(Stored data)
*****

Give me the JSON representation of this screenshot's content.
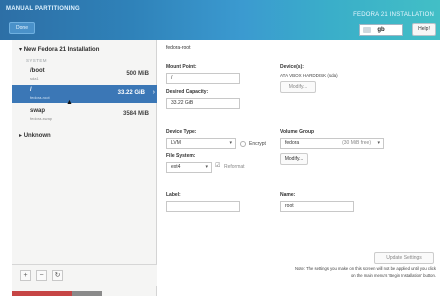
{
  "header": {
    "title": "MANUAL PARTITIONING",
    "done_label": "Done",
    "distro_title": "FEDORA 21 INSTALLATION",
    "keyboard_layout": "gb",
    "help_label": "Help!"
  },
  "left": {
    "installation_title": "New Fedora 21 Installation",
    "system_label": "SYSTEM",
    "partitions": [
      {
        "name": "/boot",
        "device": "sda1",
        "size": "500 MiB"
      },
      {
        "name": "/",
        "device": "fedora-root",
        "size": "33.22 GiB"
      },
      {
        "name": "swap",
        "device": "fedora-swap",
        "size": "3584 MiB"
      }
    ],
    "unknown_label": "Unknown",
    "toolbar": {
      "add": "+",
      "remove": "−",
      "refresh": "↻"
    }
  },
  "details": {
    "device_path": "fedora-root",
    "mount_point_label": "Mount Point:",
    "mount_point_value": "/",
    "desired_capacity_label": "Desired Capacity:",
    "desired_capacity_value": "33.22 GiB",
    "devices_label": "Device(s):",
    "devices_value": "ATA VBOX HARDDISK (sda)",
    "modify_label": "Modify...",
    "device_type_label": "Device Type:",
    "device_type_value": "LVM",
    "encrypt_label": "Encrypt",
    "volume_group_label": "Volume Group",
    "volume_group_value": "fedora",
    "volume_group_free": "(30 MiB free)",
    "vg_modify_label": "Modify...",
    "file_system_label": "File System:",
    "file_system_value": "ext4",
    "reformat_label": "Reformat",
    "label_label": "Label:",
    "label_value": "",
    "name_label": "Name:",
    "name_value": "root",
    "update_label": "Update Settings",
    "note": "Note:  The settings you make on this screen will not be applied until you click on the main menu's 'Begin Installation' button."
  },
  "colors": {
    "header_start": "#2d6fa6",
    "header_end": "#42bfc6",
    "selection": "#3b77b6"
  }
}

*****

**What to work on:**
Copy out every line from the material above in which the word "size" appears.

**Finished answer:**
        "size": "500 MiB"
        "size": "33.22 GiB"
        "size": "3584 MiB"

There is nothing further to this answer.